[Rows from a dataset]
===============

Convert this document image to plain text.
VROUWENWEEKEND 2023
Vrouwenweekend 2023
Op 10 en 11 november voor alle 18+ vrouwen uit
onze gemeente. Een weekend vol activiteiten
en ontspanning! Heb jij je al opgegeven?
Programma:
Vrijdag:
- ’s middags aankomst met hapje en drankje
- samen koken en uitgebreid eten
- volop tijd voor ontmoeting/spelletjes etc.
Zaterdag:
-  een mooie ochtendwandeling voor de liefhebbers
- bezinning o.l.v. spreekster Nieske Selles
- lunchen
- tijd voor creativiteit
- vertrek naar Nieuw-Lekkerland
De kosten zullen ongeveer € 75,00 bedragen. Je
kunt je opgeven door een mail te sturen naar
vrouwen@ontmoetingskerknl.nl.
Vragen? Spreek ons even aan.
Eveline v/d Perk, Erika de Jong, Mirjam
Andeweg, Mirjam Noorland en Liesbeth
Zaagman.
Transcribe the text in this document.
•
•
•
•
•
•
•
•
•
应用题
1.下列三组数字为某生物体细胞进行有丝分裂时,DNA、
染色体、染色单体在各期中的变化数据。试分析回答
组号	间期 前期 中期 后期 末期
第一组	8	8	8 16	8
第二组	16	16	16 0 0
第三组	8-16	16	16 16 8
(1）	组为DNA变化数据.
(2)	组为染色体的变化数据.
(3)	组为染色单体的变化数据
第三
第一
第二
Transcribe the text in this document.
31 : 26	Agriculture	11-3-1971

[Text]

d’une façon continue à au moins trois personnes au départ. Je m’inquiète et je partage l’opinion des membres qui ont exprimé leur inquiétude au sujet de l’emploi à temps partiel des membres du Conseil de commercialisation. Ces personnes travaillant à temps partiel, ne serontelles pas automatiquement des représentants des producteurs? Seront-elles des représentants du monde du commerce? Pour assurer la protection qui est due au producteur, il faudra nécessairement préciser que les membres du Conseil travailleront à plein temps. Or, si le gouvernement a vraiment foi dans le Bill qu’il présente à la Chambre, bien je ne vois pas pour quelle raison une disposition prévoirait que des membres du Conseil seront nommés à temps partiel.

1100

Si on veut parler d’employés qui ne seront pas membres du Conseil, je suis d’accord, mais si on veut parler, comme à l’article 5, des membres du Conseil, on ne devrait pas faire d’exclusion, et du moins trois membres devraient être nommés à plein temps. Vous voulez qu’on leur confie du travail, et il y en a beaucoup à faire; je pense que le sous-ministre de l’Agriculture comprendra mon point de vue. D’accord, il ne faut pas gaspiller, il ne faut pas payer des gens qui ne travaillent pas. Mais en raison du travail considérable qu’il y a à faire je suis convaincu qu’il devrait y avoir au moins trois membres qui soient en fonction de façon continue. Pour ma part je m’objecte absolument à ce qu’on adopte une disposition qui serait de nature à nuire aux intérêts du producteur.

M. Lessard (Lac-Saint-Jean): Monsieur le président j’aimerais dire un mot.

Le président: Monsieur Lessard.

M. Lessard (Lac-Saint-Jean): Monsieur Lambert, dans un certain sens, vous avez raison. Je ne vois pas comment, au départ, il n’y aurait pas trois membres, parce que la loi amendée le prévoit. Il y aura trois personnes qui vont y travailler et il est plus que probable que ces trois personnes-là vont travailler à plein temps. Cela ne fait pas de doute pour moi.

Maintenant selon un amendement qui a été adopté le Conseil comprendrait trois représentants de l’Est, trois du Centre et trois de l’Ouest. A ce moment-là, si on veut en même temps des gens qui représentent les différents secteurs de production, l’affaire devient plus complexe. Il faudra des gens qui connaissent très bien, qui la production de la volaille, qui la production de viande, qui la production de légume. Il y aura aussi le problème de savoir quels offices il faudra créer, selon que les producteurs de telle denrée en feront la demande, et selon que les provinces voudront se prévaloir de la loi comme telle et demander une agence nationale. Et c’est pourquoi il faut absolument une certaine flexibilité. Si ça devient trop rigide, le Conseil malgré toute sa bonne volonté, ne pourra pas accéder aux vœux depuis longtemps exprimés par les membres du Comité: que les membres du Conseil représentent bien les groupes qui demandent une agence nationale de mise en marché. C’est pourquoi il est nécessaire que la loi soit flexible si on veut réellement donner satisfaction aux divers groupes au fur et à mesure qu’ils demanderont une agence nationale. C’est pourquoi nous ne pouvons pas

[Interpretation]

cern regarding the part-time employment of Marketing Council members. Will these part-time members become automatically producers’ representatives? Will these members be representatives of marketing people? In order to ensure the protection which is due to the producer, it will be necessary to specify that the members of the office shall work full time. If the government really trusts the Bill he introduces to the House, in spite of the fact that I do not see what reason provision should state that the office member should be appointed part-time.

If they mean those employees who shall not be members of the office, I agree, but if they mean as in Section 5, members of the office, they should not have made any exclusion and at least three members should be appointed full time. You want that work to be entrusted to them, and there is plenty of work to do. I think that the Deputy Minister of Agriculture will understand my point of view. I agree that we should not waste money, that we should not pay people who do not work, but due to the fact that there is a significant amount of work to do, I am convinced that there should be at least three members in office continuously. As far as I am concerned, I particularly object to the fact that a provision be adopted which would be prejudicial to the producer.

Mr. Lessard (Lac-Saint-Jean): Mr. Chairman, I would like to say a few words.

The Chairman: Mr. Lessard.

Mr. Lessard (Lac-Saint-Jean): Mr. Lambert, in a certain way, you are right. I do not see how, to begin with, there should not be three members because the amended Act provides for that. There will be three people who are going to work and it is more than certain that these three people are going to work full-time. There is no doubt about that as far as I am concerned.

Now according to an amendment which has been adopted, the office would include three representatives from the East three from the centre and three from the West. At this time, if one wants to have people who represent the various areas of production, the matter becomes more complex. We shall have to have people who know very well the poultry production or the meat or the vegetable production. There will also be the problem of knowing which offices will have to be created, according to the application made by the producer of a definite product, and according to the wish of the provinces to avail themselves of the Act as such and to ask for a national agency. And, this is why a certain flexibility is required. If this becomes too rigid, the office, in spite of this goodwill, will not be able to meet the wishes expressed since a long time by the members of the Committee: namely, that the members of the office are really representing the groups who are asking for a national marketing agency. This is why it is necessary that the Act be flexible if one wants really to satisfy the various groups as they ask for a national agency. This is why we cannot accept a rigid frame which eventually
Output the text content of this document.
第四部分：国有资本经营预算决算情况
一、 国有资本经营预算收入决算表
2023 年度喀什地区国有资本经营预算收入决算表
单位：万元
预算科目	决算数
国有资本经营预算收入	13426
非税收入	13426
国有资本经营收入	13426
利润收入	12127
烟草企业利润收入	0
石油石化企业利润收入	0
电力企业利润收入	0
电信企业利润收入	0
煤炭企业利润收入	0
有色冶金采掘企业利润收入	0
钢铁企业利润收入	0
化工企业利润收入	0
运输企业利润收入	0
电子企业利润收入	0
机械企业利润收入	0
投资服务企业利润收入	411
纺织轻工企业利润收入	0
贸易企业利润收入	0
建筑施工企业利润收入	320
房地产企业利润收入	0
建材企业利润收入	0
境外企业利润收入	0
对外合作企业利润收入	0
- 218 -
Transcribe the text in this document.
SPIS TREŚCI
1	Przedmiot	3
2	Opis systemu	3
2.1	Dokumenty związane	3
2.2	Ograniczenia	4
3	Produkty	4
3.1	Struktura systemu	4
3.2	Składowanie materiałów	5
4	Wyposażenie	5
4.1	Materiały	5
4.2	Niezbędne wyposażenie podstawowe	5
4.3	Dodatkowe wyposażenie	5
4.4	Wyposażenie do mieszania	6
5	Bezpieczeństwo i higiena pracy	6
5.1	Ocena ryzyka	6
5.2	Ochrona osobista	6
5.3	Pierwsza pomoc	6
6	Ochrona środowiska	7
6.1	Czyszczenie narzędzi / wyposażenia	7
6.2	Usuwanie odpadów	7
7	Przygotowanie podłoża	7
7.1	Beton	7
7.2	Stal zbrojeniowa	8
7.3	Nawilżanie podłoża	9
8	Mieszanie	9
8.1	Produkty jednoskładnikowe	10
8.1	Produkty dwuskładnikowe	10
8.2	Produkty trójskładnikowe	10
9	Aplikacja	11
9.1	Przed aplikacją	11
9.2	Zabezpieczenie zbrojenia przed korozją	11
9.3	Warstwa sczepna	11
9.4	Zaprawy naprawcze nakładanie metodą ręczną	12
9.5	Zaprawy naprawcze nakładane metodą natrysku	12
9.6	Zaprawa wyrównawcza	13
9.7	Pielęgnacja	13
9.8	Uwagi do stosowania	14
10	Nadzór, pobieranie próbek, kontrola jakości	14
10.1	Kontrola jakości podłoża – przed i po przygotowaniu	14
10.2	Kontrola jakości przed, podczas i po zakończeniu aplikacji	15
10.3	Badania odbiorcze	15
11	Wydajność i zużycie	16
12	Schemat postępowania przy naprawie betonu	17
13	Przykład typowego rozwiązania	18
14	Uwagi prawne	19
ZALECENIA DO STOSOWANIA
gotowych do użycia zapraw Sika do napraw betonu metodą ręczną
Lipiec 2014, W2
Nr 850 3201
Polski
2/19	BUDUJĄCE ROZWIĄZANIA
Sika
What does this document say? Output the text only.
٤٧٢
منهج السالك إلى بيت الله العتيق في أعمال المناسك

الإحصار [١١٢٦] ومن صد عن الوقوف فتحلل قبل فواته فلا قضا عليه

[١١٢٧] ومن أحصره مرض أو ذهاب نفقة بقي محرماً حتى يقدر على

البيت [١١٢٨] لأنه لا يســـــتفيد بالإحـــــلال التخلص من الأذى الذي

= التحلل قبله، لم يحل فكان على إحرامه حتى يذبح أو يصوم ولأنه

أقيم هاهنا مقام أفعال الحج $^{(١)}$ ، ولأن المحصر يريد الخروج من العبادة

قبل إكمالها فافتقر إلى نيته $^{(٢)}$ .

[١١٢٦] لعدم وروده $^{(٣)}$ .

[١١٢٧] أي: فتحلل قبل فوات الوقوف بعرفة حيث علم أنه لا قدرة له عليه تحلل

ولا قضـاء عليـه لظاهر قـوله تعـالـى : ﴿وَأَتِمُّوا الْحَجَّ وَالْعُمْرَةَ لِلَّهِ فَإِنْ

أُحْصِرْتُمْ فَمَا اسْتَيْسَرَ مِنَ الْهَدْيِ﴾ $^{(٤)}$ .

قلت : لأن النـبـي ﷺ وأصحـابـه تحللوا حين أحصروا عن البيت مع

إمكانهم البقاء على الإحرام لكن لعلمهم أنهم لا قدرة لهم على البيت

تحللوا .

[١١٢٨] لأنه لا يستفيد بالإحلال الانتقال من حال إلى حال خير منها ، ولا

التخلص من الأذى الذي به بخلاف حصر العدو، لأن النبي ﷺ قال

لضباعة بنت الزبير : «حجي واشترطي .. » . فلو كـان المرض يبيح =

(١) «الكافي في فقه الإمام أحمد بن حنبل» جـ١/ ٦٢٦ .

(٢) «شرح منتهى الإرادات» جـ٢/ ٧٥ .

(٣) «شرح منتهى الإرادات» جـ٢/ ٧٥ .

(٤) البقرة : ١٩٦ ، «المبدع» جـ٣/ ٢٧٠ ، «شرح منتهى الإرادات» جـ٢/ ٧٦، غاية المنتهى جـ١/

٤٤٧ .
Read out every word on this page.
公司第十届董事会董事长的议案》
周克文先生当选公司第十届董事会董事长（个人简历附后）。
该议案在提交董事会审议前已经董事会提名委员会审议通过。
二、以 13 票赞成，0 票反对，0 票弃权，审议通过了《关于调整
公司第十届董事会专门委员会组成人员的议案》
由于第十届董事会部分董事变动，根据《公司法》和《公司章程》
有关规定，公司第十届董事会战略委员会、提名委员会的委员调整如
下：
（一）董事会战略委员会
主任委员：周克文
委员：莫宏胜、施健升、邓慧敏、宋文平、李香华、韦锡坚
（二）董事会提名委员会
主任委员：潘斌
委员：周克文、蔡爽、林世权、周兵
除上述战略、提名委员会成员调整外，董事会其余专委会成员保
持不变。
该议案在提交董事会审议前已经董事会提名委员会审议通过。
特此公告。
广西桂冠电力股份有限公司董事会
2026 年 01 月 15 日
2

===============

## [Task description]
Tally the lines in the listing that hold "metodą" and report the number alone.

## [Complete response]
3